Read the records below and copy each line that contains "国民经济学".
- - - - - - -
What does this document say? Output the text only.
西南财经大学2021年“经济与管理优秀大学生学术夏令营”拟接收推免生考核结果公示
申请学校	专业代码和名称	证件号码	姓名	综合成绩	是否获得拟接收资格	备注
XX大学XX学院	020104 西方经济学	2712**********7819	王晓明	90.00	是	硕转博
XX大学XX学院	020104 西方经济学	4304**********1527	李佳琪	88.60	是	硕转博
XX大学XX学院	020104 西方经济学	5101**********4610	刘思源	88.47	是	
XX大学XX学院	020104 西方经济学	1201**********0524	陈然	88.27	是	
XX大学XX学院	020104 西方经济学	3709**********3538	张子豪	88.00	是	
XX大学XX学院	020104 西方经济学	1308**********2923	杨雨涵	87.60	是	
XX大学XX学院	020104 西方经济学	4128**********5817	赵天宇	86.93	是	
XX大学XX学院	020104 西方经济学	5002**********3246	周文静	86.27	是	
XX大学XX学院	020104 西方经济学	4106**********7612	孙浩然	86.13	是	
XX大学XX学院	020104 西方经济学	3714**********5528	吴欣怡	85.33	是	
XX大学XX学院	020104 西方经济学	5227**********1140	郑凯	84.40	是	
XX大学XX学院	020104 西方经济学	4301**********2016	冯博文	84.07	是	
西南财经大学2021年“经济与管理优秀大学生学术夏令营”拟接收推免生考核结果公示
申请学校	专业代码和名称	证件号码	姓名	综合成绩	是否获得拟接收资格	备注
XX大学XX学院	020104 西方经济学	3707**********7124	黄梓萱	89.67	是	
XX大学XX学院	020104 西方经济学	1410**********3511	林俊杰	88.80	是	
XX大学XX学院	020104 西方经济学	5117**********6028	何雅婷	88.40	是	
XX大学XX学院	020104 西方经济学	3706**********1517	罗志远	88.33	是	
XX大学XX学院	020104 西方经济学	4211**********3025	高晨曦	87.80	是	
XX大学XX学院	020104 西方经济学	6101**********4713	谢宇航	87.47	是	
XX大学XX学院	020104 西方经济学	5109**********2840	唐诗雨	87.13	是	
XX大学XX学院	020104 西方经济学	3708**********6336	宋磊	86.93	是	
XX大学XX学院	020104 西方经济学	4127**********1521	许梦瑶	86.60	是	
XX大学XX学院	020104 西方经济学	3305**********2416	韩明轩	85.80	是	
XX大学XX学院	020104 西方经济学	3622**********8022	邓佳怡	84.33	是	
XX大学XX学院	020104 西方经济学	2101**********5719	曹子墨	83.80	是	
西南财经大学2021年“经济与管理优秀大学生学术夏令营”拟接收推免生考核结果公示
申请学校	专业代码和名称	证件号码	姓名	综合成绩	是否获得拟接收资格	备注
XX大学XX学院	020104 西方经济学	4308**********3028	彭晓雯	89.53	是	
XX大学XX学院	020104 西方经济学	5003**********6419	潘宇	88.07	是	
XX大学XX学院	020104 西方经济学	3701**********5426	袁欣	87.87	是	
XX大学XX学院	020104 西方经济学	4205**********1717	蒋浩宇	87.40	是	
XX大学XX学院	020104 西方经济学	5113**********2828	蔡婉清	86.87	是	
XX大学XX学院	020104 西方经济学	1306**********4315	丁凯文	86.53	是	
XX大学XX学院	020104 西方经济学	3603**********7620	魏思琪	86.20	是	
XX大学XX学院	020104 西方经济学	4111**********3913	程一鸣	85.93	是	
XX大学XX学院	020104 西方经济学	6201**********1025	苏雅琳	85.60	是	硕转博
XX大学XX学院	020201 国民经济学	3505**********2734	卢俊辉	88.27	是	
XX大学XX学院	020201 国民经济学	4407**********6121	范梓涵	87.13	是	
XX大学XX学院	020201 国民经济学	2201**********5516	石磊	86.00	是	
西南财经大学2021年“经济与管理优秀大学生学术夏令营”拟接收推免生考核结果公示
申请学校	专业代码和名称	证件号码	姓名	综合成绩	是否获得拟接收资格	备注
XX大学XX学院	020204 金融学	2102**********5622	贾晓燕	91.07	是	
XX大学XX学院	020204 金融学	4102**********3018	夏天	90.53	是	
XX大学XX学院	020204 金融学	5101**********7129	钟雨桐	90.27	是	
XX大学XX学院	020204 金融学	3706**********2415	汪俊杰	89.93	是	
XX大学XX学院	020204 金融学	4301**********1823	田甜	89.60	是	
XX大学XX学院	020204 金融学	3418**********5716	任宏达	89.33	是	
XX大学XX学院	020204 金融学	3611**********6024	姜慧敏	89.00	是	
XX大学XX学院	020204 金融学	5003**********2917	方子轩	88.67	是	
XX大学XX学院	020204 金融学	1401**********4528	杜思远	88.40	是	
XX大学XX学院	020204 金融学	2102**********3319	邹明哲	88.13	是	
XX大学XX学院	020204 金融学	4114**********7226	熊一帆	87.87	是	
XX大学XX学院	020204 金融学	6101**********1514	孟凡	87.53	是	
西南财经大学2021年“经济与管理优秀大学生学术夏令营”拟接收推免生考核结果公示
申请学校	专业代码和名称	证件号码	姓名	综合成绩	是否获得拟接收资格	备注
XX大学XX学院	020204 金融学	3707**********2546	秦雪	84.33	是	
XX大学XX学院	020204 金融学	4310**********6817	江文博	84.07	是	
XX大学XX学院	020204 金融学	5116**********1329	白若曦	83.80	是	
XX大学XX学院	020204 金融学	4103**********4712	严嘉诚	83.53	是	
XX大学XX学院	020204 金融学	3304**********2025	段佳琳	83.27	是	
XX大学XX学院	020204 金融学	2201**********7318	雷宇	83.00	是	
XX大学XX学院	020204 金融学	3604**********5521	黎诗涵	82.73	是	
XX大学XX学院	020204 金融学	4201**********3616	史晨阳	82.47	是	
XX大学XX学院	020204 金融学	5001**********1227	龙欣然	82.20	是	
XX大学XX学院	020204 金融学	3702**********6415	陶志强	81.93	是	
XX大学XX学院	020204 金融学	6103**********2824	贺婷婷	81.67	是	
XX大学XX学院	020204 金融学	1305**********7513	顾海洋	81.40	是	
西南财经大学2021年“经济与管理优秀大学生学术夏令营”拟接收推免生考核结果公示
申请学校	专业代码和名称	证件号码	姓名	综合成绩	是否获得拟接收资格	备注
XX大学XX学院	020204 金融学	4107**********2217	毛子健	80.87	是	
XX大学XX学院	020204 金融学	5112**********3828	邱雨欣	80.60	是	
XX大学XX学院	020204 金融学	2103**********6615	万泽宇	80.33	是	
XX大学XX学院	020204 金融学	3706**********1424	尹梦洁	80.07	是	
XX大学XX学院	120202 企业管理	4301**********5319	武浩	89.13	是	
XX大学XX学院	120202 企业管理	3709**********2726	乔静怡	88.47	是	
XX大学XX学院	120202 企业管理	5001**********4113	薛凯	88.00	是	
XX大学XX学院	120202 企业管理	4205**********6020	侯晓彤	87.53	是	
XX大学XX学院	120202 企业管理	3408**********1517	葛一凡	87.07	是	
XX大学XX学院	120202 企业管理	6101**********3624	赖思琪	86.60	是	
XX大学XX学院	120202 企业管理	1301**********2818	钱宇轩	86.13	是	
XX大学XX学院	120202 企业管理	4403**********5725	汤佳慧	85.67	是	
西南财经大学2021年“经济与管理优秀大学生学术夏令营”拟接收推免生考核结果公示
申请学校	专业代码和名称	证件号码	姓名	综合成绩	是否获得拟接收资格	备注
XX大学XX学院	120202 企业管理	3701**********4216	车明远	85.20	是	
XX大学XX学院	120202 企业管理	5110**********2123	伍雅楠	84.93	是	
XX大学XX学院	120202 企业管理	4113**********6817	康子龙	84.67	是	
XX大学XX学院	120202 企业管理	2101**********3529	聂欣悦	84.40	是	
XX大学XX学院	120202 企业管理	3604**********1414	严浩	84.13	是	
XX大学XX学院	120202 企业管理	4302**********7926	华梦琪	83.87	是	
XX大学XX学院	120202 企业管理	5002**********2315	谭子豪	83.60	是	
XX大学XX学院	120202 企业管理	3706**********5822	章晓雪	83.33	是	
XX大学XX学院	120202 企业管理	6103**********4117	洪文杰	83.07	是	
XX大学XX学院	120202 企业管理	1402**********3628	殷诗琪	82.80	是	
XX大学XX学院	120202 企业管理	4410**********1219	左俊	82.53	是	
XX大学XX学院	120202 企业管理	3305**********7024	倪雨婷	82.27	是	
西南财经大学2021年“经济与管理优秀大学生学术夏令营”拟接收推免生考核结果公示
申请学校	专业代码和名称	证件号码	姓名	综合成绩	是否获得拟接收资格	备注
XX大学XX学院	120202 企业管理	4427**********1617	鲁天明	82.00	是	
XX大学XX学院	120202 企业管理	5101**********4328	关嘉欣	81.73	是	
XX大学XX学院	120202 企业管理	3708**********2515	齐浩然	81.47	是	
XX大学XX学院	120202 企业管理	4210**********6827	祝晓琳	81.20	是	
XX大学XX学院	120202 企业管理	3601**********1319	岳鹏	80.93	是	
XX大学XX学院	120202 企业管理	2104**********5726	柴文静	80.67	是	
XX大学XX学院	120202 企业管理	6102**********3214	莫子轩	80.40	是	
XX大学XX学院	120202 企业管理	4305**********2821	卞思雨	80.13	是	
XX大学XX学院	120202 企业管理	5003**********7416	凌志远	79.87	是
- - - - - - -
REPLY TO THE EXERCISE =
XX大学XX学院	020201 国民经济学	3505**********2734	卢俊辉	88.27	是	
XX大学XX学院	020201 国民经济学	4407**********6121	范梓涵	87.13	是	
XX大学XX学院	020201 国民经济学	2201**********5516	石磊	86.00	是	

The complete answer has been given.